* DATASET EXTRACT *
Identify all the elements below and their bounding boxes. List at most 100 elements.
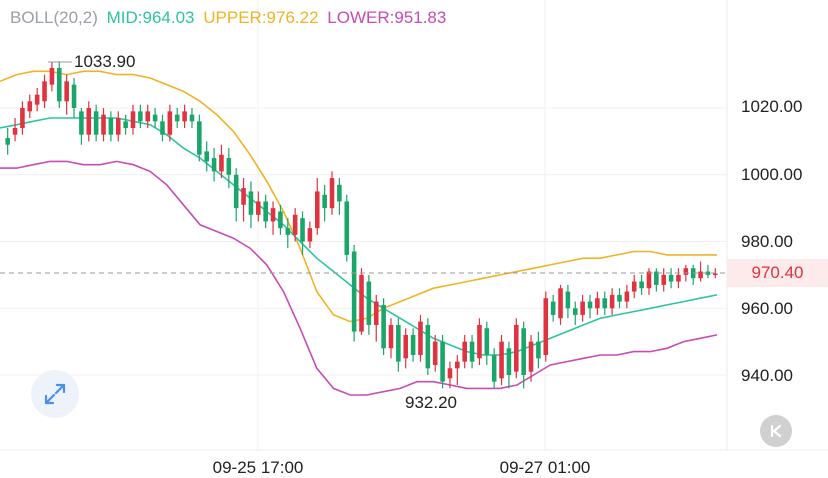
candle-body [123, 121, 128, 129]
candle [477, 318, 482, 365]
candle-body [388, 324, 394, 349]
candle [138, 104, 143, 129]
candle-body [108, 118, 114, 135]
candle-body [506, 348, 512, 375]
candle [381, 298, 386, 355]
candle [602, 291, 608, 315]
candle-body [42, 81, 47, 102]
candle-body [661, 274, 667, 285]
candle [351, 244, 357, 342]
candle-body [528, 341, 534, 372]
candle [278, 204, 283, 235]
candle-body [300, 218, 305, 242]
candle-body [639, 281, 644, 289]
candle-body [617, 294, 622, 302]
candle [263, 194, 268, 229]
candle-body [536, 341, 541, 359]
candle-body [565, 291, 571, 309]
candle-body [713, 273, 718, 276]
candle [12, 118, 18, 142]
candle [514, 318, 519, 379]
candle [314, 178, 320, 235]
candle [366, 274, 372, 335]
candle-body [447, 368, 453, 379]
candle [521, 321, 526, 389]
candle-body [521, 328, 526, 375]
candle [322, 184, 327, 222]
candle-body [211, 158, 217, 172]
candle-body [130, 111, 136, 129]
upper-band-line [0, 70, 717, 323]
candle-body [329, 178, 335, 209]
candle-body [403, 334, 409, 359]
legend-mid: MID:964.03 [106, 8, 195, 27]
candles [5, 61, 718, 389]
candle-body [337, 184, 342, 202]
candle-body [668, 274, 674, 282]
candle [42, 74, 47, 108]
boll-legend: BOLL(20,2) MID:964.03 UPPER:976.22 LOWER… [10, 8, 450, 28]
scroll-to-start-button[interactable] [760, 415, 792, 447]
candle [71, 77, 77, 119]
candle-body [34, 94, 40, 105]
candle-body [86, 108, 92, 135]
candle-body [226, 158, 232, 175]
candle [617, 288, 622, 309]
candle [108, 111, 114, 142]
candle-body [491, 354, 497, 382]
candle [447, 361, 453, 389]
candle [145, 104, 151, 129]
candle-body [373, 301, 379, 325]
candle-body [469, 341, 475, 362]
candle [86, 101, 92, 142]
candle-body [79, 111, 84, 135]
candle [388, 318, 394, 359]
candle [440, 334, 445, 389]
candle [491, 348, 497, 389]
candle-body [410, 334, 416, 355]
candle [631, 274, 637, 299]
candle-body [499, 341, 504, 379]
candle [572, 301, 578, 325]
candle [101, 108, 106, 142]
candle-body [241, 188, 246, 205]
candle-body [418, 321, 423, 355]
high-annotation: 1033.90 [74, 52, 136, 71]
candle-body [182, 111, 187, 122]
candle-body [307, 228, 313, 242]
candle [233, 168, 239, 222]
candle-body [20, 108, 25, 129]
candle-body [484, 328, 490, 355]
candle-body [705, 271, 711, 275]
candle [550, 294, 556, 322]
candle-body [698, 271, 703, 279]
candle [580, 294, 585, 322]
candle [536, 331, 541, 369]
candle-body [270, 208, 276, 222]
candle-body [71, 84, 77, 108]
candle [285, 218, 291, 249]
candle-body [550, 301, 556, 315]
candle-body [263, 201, 268, 222]
candle-body [292, 214, 298, 235]
candle-body [366, 281, 372, 325]
candle-body [160, 121, 165, 135]
candle [300, 211, 305, 255]
candle [499, 334, 504, 386]
candle [558, 284, 563, 325]
candle-body [145, 111, 151, 122]
candle-body [314, 191, 320, 229]
candle [197, 114, 202, 162]
candle [56, 61, 62, 108]
candle-body [197, 121, 202, 155]
candle-body [322, 194, 327, 209]
candle [160, 114, 165, 142]
candle-body [351, 251, 357, 332]
expand-chart-button[interactable] [31, 370, 79, 418]
candle-body [189, 114, 195, 122]
y-axis-label: 960.00 [741, 299, 793, 318]
candle [646, 268, 652, 295]
legend-name: BOLL(20,2) [10, 8, 98, 27]
candle-body [12, 128, 18, 135]
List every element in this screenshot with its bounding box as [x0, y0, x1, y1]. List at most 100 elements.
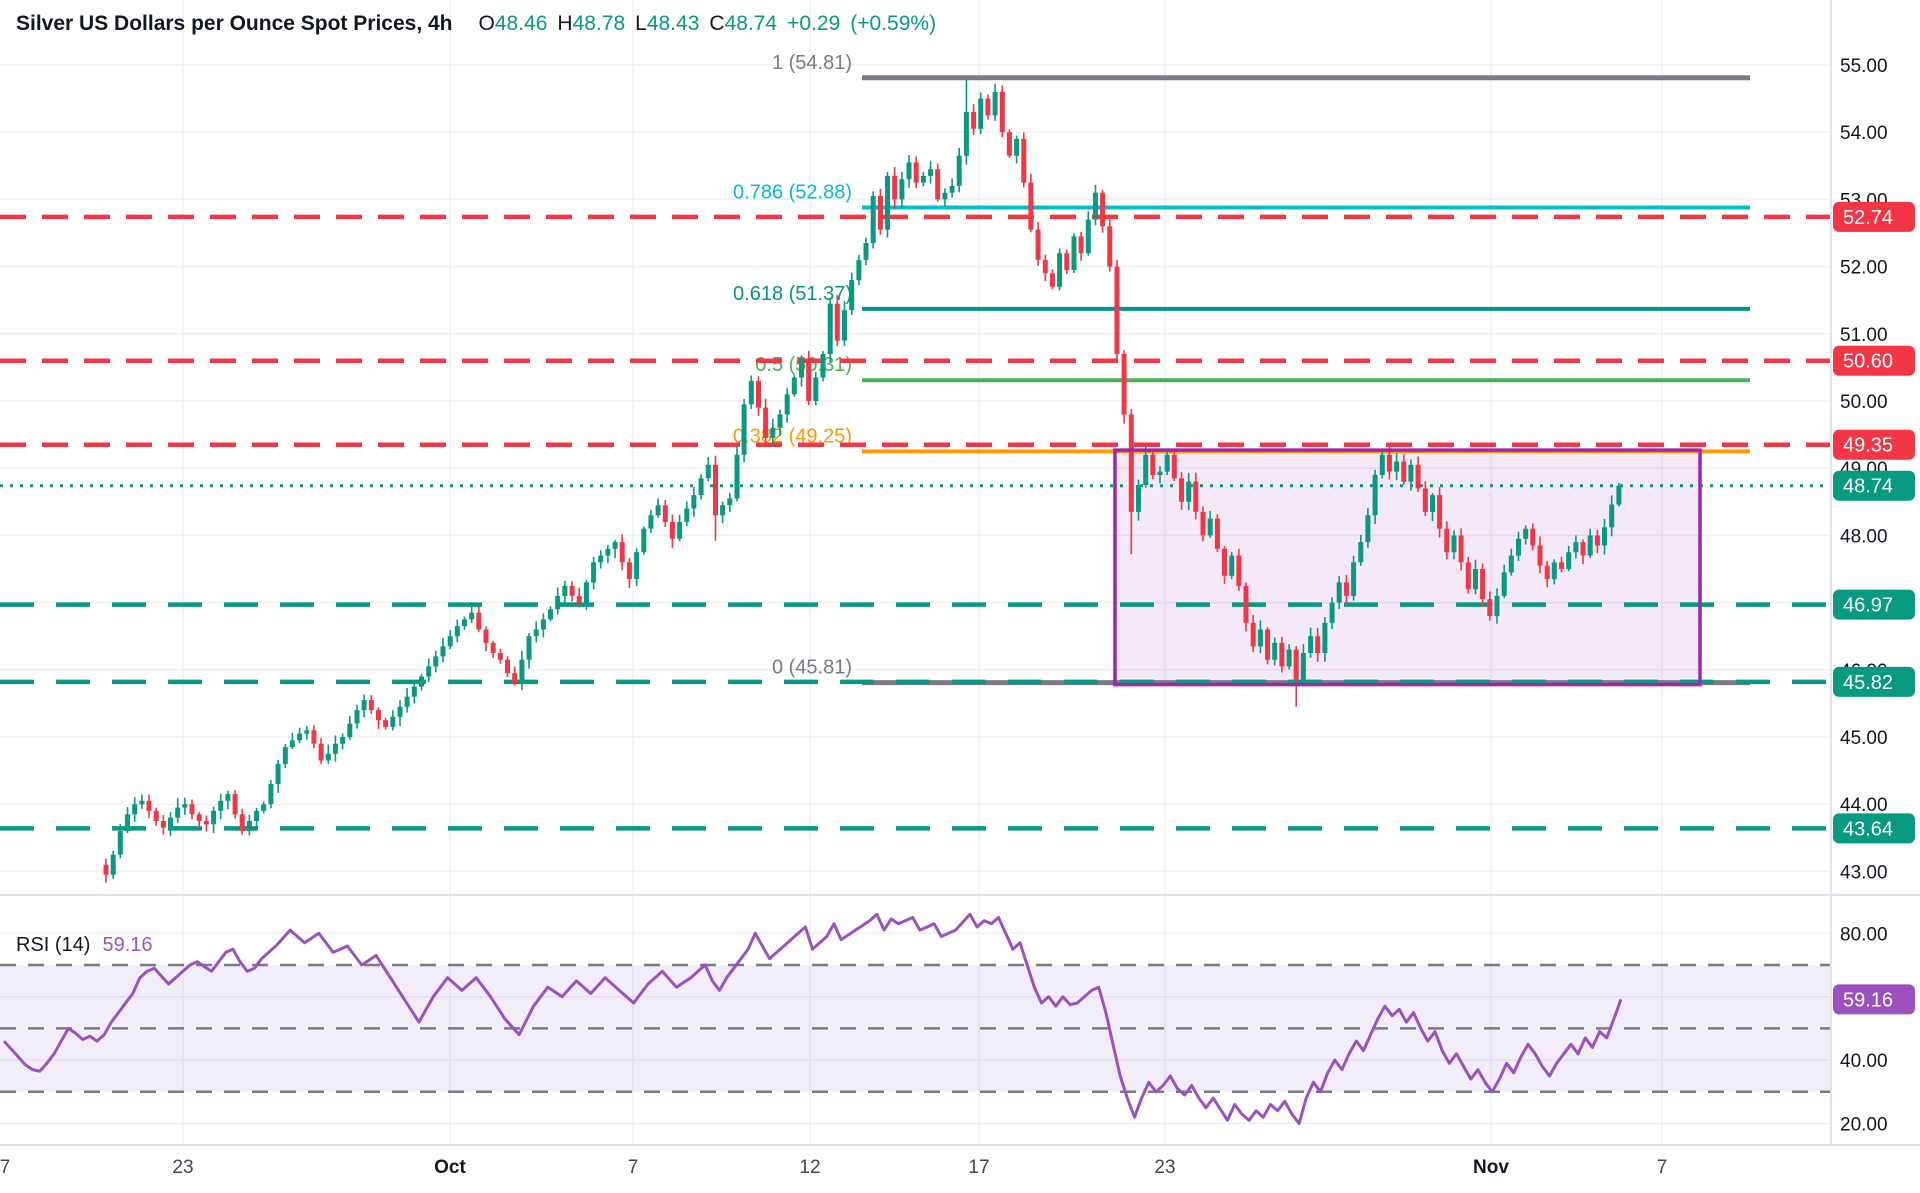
candle-body: [734, 454, 740, 499]
candle-body: [1422, 488, 1428, 512]
candle-body: [447, 636, 453, 647]
candle-body: [340, 737, 346, 744]
candle-body: [777, 414, 783, 428]
candle-body: [999, 91, 1005, 133]
candle-body: [1214, 518, 1220, 549]
candle-body: [605, 548, 611, 556]
candle-body: [720, 505, 726, 516]
candle-body: [827, 303, 833, 354]
price-level-badge-bg: [1833, 813, 1915, 844]
candle-body: [232, 794, 238, 815]
candle-body: [411, 686, 417, 697]
candle-body: [641, 528, 647, 553]
time-axis[interactable]: 7 23 Oct 7 12 17 23 Nov 7: [0, 1157, 1667, 1178]
candle-body: [497, 653, 503, 660]
candle-body: [949, 186, 955, 193]
candle-body: [1078, 236, 1084, 254]
candle-body: [1179, 478, 1184, 502]
candle-body: [533, 629, 539, 637]
consolidation-zone-border[interactable]: [1113, 448, 1702, 687]
candle-body: [985, 98, 991, 116]
fib-level-label: 0 (45.81): [772, 657, 852, 679]
candle-body: [1064, 253, 1070, 270]
high-value: 48.78: [572, 12, 626, 35]
time-tick-label: 23: [172, 1157, 193, 1178]
candle-body: [885, 175, 890, 230]
candle-body: [1021, 138, 1027, 183]
candle-body: [899, 179, 905, 200]
candle-body: [383, 720, 389, 727]
candle-body: [462, 619, 467, 627]
candle-body: [1143, 454, 1149, 485]
candle-body: [132, 804, 138, 815]
candle-body: [189, 804, 195, 815]
candle-body: [1351, 562, 1357, 596]
candle-body: [110, 854, 116, 875]
candle-body: [1164, 454, 1170, 472]
candle-body: [648, 515, 654, 529]
candle-body: [332, 743, 338, 754]
candle-body: [1616, 485, 1622, 505]
price-levels[interactable]: [0, 214, 1830, 831]
candle-body: [304, 730, 310, 734]
candle-body: [203, 821, 209, 825]
price-tick-label: 43.00: [1840, 862, 1888, 883]
candle-body: [1358, 542, 1364, 563]
candle-body: [1071, 236, 1077, 270]
grid: [0, 0, 1830, 1145]
candle-body: [1107, 226, 1113, 267]
candle-body: [1272, 642, 1278, 660]
candle-body: [1308, 636, 1314, 653]
time-tick-label: 7: [628, 1157, 639, 1178]
price-tick-label: 54.00: [1840, 123, 1888, 144]
candle-body: [1494, 595, 1500, 617]
candle-body: [1329, 602, 1335, 623]
candle-body: [1451, 535, 1457, 553]
candle-body: [1516, 538, 1521, 556]
candle-body: [289, 740, 295, 748]
candle-body: [397, 706, 403, 717]
rsi-legend[interactable]: RSI (14) 59.16: [16, 934, 153, 957]
candle-body: [598, 555, 604, 563]
candle-body: [677, 522, 683, 539]
candle-body: [1530, 528, 1536, 546]
candle-body: [505, 659, 510, 674]
candle-body: [576, 595, 582, 603]
candle-body: [1028, 182, 1034, 230]
candle-body: [1523, 528, 1529, 539]
price-level-badge-bg: [1833, 666, 1915, 697]
candle-body: [1100, 192, 1106, 227]
candle-body: [1551, 562, 1557, 580]
price-axis[interactable]: 55.0054.0053.0052.0051.0050.0049.0048.00…: [1833, 56, 1915, 1136]
candle-body: [756, 380, 761, 408]
candle-body: [1286, 649, 1292, 667]
rsi-line[interactable]: [2, 912, 1623, 1125]
rsi-title: RSI (14): [16, 934, 91, 956]
candle-body: [1250, 622, 1256, 647]
candle-body: [1150, 454, 1156, 475]
fib-level-label: 0.618 (51.37): [733, 283, 852, 305]
candle-body: [849, 280, 855, 311]
candle-body: [175, 807, 181, 818]
candle-body: [282, 747, 288, 764]
candle-body: [691, 495, 697, 509]
candle-body: [1265, 629, 1270, 660]
candle-body: [935, 169, 941, 200]
candle-body: [1544, 565, 1550, 579]
candle-body: [763, 407, 769, 438]
candle-body: [297, 733, 303, 741]
candle-body: [820, 354, 826, 378]
price-tick-label: 51.00: [1840, 325, 1888, 346]
candles-series[interactable]: [103, 79, 1622, 883]
candle-body: [1566, 552, 1572, 569]
candle-body: [834, 303, 840, 341]
candle-body: [454, 626, 460, 637]
price-level-badge-bg: [1833, 201, 1915, 232]
candle-body: [318, 743, 324, 761]
candle-body: [1401, 461, 1407, 482]
candle-body: [920, 175, 926, 183]
symbol-legend[interactable]: Silver US Dollars per Ounce Spot Prices,…: [16, 12, 936, 36]
candle-body: [419, 676, 424, 687]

* WHAT THIS TASK INVOLVES *
Reproduce the listing lines above, starting at the line containing "candle-body [123, 121, 128, 129]" and ending at the line containing "candle [572, 301, 578, 325]". Substitute "bollinger-upper-line" for "upper-band-line" and leave everything else unchanged.

* RESPONSE FOR THIS EXERCISE *
candle-body [123, 121, 128, 129]
candle [477, 318, 482, 365]
candle-body [388, 324, 394, 349]
candle [138, 104, 143, 129]
candle-body [108, 118, 114, 135]
candle-body [506, 348, 512, 375]
candle [381, 298, 386, 355]
candle [602, 291, 608, 315]
candle-body [42, 81, 47, 102]
candle-body [661, 274, 667, 285]
candle [351, 244, 357, 342]
candle-body [528, 341, 534, 372]
candle [278, 204, 283, 235]
candle-body [300, 218, 305, 242]
candle-body [639, 281, 644, 289]
candle-body [617, 294, 622, 302]
candle [263, 194, 268, 229]
candle-body [536, 341, 541, 359]
candle-body [565, 291, 571, 309]
candle-body [713, 273, 718, 276]
candle [12, 118, 18, 142]
candle [514, 318, 519, 379]
candle [314, 178, 320, 235]
candle [366, 274, 372, 335]
candle-body [447, 368, 453, 379]
candle [521, 321, 526, 389]
candle-body [521, 328, 526, 375]
candle [322, 184, 327, 222]
candle-body [211, 158, 217, 172]
candle-body [130, 111, 136, 129]
bollinger-upper-line [0, 70, 717, 323]
candle-body [329, 178, 335, 209]
candle-body [403, 334, 409, 359]
legend-mid: MID:964.03 [106, 8, 195, 27]
candles [5, 61, 718, 389]
candle-body [337, 184, 342, 202]
candle-body [668, 274, 674, 282]
candle [42, 74, 47, 108]
boll-legend: BOLL(20,2) MID:964.03 UPPER:976.22 LOWER… [10, 8, 450, 28]
scroll-to-start-button[interactable] [760, 415, 792, 447]
candle [71, 77, 77, 119]
candle-body [34, 94, 40, 105]
candle-body [86, 108, 92, 135]
candle-body [226, 158, 232, 175]
candle [617, 288, 622, 309]
candle [108, 111, 114, 142]
candle-body [491, 354, 497, 382]
candle [447, 361, 453, 389]
candle [145, 104, 151, 129]
candle-body [373, 301, 379, 325]
candle-body [469, 341, 475, 362]
candle [86, 101, 92, 142]
candle-body [79, 111, 84, 135]
candle [388, 318, 394, 359]
candle [440, 334, 445, 389]
candle [491, 348, 497, 389]
candle-body [410, 334, 416, 355]
candle [631, 274, 637, 299]
candle-body [499, 341, 504, 379]
candle [572, 301, 578, 325]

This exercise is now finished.